What you need to do → Word for word, restate every line of the listing that follows.

—————

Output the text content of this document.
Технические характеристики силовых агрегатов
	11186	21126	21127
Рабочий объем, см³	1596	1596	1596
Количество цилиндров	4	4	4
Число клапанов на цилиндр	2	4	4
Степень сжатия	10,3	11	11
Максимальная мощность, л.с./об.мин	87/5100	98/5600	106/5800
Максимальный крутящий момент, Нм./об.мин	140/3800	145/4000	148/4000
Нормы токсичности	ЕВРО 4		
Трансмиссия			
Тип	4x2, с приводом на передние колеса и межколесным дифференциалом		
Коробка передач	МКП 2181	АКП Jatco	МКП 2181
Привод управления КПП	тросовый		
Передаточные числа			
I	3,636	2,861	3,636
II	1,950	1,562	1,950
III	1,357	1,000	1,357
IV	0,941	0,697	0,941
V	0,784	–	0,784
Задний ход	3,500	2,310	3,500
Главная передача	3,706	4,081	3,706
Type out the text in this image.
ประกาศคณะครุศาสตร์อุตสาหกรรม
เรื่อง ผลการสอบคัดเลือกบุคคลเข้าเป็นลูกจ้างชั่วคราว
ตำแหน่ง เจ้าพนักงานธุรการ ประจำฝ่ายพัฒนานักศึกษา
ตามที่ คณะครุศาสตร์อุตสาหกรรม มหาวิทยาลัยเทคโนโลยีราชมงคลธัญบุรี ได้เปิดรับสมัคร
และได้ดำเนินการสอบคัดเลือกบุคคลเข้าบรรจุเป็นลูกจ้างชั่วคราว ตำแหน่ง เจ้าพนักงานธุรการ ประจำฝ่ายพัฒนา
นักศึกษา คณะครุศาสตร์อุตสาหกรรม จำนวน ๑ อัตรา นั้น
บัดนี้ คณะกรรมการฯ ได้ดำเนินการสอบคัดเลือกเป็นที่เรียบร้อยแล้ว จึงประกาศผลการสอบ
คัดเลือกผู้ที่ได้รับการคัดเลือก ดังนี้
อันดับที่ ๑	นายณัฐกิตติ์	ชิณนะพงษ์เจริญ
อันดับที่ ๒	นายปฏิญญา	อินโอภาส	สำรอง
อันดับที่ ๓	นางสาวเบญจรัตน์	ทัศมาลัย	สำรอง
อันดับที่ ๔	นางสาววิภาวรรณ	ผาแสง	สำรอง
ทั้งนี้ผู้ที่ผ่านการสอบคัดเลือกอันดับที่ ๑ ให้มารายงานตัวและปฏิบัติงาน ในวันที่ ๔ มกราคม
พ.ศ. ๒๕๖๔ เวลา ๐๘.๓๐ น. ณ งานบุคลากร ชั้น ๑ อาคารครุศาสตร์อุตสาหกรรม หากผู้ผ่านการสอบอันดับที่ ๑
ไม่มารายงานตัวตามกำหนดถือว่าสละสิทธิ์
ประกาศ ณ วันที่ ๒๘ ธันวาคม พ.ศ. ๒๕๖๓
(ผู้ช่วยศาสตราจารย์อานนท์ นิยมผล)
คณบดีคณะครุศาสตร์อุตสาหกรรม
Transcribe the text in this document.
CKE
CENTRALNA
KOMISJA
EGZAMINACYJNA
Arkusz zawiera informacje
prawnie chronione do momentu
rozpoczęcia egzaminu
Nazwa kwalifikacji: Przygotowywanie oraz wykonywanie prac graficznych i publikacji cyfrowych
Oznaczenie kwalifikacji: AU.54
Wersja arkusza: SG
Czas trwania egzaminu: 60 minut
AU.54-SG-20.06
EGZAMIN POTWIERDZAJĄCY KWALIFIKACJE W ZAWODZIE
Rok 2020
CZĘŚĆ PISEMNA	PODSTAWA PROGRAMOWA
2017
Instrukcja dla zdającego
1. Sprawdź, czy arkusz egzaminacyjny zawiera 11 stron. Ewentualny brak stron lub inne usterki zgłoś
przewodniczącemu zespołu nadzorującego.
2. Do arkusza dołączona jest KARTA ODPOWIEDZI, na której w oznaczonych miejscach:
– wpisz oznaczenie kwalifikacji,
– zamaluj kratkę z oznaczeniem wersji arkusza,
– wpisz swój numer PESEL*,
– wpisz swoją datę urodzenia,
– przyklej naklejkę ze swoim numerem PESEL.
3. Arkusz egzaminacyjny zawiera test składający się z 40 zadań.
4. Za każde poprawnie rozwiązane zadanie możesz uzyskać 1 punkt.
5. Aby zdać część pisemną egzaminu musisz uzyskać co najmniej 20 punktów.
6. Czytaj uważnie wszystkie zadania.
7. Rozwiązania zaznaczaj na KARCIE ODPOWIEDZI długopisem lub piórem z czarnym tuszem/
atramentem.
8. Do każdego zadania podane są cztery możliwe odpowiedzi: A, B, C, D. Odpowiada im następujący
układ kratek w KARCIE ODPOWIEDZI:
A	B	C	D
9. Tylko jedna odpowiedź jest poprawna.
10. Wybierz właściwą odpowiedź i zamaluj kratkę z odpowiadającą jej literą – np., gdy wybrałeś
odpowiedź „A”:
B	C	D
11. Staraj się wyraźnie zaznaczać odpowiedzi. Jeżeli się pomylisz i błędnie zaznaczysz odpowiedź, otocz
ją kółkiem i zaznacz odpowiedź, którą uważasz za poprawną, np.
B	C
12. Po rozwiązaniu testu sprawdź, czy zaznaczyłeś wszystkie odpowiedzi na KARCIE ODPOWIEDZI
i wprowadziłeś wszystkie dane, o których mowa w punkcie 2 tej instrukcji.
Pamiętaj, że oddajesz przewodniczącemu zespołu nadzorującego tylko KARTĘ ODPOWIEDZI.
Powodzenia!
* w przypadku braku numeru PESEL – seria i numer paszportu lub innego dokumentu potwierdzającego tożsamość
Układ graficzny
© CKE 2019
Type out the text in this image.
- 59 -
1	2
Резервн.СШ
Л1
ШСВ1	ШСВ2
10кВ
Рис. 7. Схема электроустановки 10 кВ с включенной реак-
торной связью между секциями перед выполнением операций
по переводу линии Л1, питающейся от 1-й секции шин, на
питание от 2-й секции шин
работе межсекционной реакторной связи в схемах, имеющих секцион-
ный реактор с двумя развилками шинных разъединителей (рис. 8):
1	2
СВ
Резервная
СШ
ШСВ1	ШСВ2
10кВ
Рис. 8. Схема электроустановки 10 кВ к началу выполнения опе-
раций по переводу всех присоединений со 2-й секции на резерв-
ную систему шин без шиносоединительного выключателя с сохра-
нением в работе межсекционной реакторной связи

—————

Response for this exercise →
Output the text content of this document.
Технические характеристики силовых агрегатов
	11186	21126	21127
Рабочий объем, см³	1596	1596	1596
Количество цилиндров	4	4	4
Число клапанов на цилиндр	2	4	4
Степень сжатия	10,3	11	11
Максимальная мощность, л.с./об.мин	87/5100	98/5600	106/5800
Максимальный крутящий момент, Нм./об.мин	140/3800	145/4000	148/4000
Нормы токсичности	ЕВРО 4		
Трансмиссия			
Тип	4x2, с приводом на передние колеса и межколесным дифференциалом		
Коробка передач	МКП 2181	АКП Jatco	МКП 2181
Привод управления КПП	тросовый		
Передаточные числа			
I	3,636	2,861	3,636
II	1,950	1,562	1,950
III	1,357	1,000	1,357
IV	0,941	0,697	0,941
V	0,784	–	0,784
Задний ход	3,500	2,310	3,500
Главная передача	3,706	4,081	3,706
Type out the text in this image.
ประกาศคณะครุศาสตร์อุตสาหกรรม
เรื่อง ผลการสอบคัดเลือกบุคคลเข้าเป็นลูกจ้างชั่วคราว
ตำแหน่ง เจ้าพนักงานธุรการ ประจำฝ่ายพัฒนานักศึกษา
ตามที่ คณะครุศาสตร์อุตสาหกรรม มหาวิทยาลัยเทคโนโลยีราชมงคลธัญบุรี ได้เปิดรับสมัคร
และได้ดำเนินการสอบคัดเลือกบุคคลเข้าบรรจุเป็นลูกจ้างชั่วคราว ตำแหน่ง เจ้าพนักงานธุรการ ประจำฝ่ายพัฒนา
นักศึกษา คณะครุศาสตร์อุตสาหกรรม จำนวน ๑ อัตรา นั้น
บัดนี้ คณะกรรมการฯ ได้ดำเนินการสอบคัดเลือกเป็นที่เรียบร้อยแล้ว จึงประกาศผลการสอบ
คัดเลือกผู้ที่ได้รับการคัดเลือก ดังนี้
อันดับที่ ๑	นายณัฐกิตติ์	ชิณนะพงษ์เจริญ
อันดับที่ ๒	นายปฏิญญา	อินโอภาส	สำรอง
อันดับที่ ๓	นางสาวเบญจรัตน์	ทัศมาลัย	สำรอง
อันดับที่ ๔	นางสาววิภาวรรณ	ผาแสง	สำรอง
ทั้งนี้ผู้ที่ผ่านการสอบคัดเลือกอันดับที่ ๑ ให้มารายงานตัวและปฏิบัติงาน ในวันที่ ๔ มกราคม
พ.ศ. ๒๕๖๔ เวลา ๐๘.๓๐ น. ณ งานบุคลากร ชั้น ๑ อาคารครุศาสตร์อุตสาหกรรม หากผู้ผ่านการสอบอันดับที่ ๑
ไม่มารายงานตัวตามกำหนดถือว่าสละสิทธิ์
ประกาศ ณ วันที่ ๒๘ ธันวาคม พ.ศ. ๒๕๖๓
(ผู้ช่วยศาสตราจารย์อานนท์ นิยมผล)
คณบดีคณะครุศาสตร์อุตสาหกรรม
Transcribe the text in this document.
CKE
CENTRALNA
KOMISJA
EGZAMINACYJNA
Arkusz zawiera informacje
prawnie chronione do momentu
rozpoczęcia egzaminu
Nazwa kwalifikacji: Przygotowywanie oraz wykonywanie prac graficznych i publikacji cyfrowych
Oznaczenie kwalifikacji: AU.54
Wersja arkusza: SG
Czas trwania egzaminu: 60 minut
AU.54-SG-20.06
EGZAMIN POTWIERDZAJĄCY KWALIFIKACJE W ZAWODZIE
Rok 2020
CZĘŚĆ PISEMNA	PODSTAWA PROGRAMOWA
2017
Instrukcja dla zdającego
1. Sprawdź, czy arkusz egzaminacyjny zawiera 11 stron. Ewentualny brak stron lub inne usterki zgłoś
przewodniczącemu zespołu nadzorującego.
2. Do arkusza dołączona jest KARTA ODPOWIEDZI, na której w oznaczonych miejscach:
– wpisz oznaczenie kwalifikacji,
– zamaluj kratkę z oznaczeniem wersji arkusza,
– wpisz swój numer PESEL*,
– wpisz swoją datę urodzenia,
– przyklej naklejkę ze swoim numerem PESEL.
3. Arkusz egzaminacyjny zawiera test składający się z 40 zadań.
4. Za każde poprawnie rozwiązane zadanie możesz uzyskać 1 punkt.
5. Aby zdać część pisemną egzaminu musisz uzyskać co najmniej 20 punktów.
6. Czytaj uważnie wszystkie zadania.
7. Rozwiązania zaznaczaj na KARCIE ODPOWIEDZI długopisem lub piórem z czarnym tuszem/
atramentem.
8. Do każdego zadania podane są cztery możliwe odpowiedzi: A, B, C, D. Odpowiada im następujący
układ kratek w KARCIE ODPOWIEDZI:
A	B	C	D
9. Tylko jedna odpowiedź jest poprawna.
10. Wybierz właściwą odpowiedź i zamaluj kratkę z odpowiadającą jej literą – np., gdy wybrałeś
odpowiedź „A”:
B	C	D
11. Staraj się wyraźnie zaznaczać odpowiedzi. Jeżeli się pomylisz i błędnie zaznaczysz odpowiedź, otocz
ją kółkiem i zaznacz odpowiedź, którą uważasz za poprawną, np.
B	C
12. Po rozwiązaniu testu sprawdź, czy zaznaczyłeś wszystkie odpowiedzi na KARCIE ODPOWIEDZI
i wprowadziłeś wszystkie dane, o których mowa w punkcie 2 tej instrukcji.
Pamiętaj, że oddajesz przewodniczącemu zespołu nadzorującego tylko KARTĘ ODPOWIEDZI.
Powodzenia!
* w przypadku braku numeru PESEL – seria i numer paszportu lub innego dokumentu potwierdzającego tożsamość
Układ graficzny
© CKE 2019
Type out the text in this image.
- 59 -
1	2
Резервн.СШ
Л1
ШСВ1	ШСВ2
10кВ
Рис. 7. Схема электроустановки 10 кВ с включенной реак-
торной связью между секциями перед выполнением операций
по переводу линии Л1, питающейся от 1-й секции шин, на
питание от 2-й секции шин
работе межсекционной реакторной связи в схемах, имеющих секцион-
ный реактор с двумя развилками шинных разъединителей (рис. 8):
1	2
СВ
Резервная
СШ
ШСВ1	ШСВ2
10кВ
Рис. 8. Схема электроустановки 10 кВ к началу выполнения опе-
раций по переводу всех присоединений со 2-й секции на резерв-
ную систему шин без шиносоединительного выключателя с сохра-
нением в работе межсекционной реакторной связи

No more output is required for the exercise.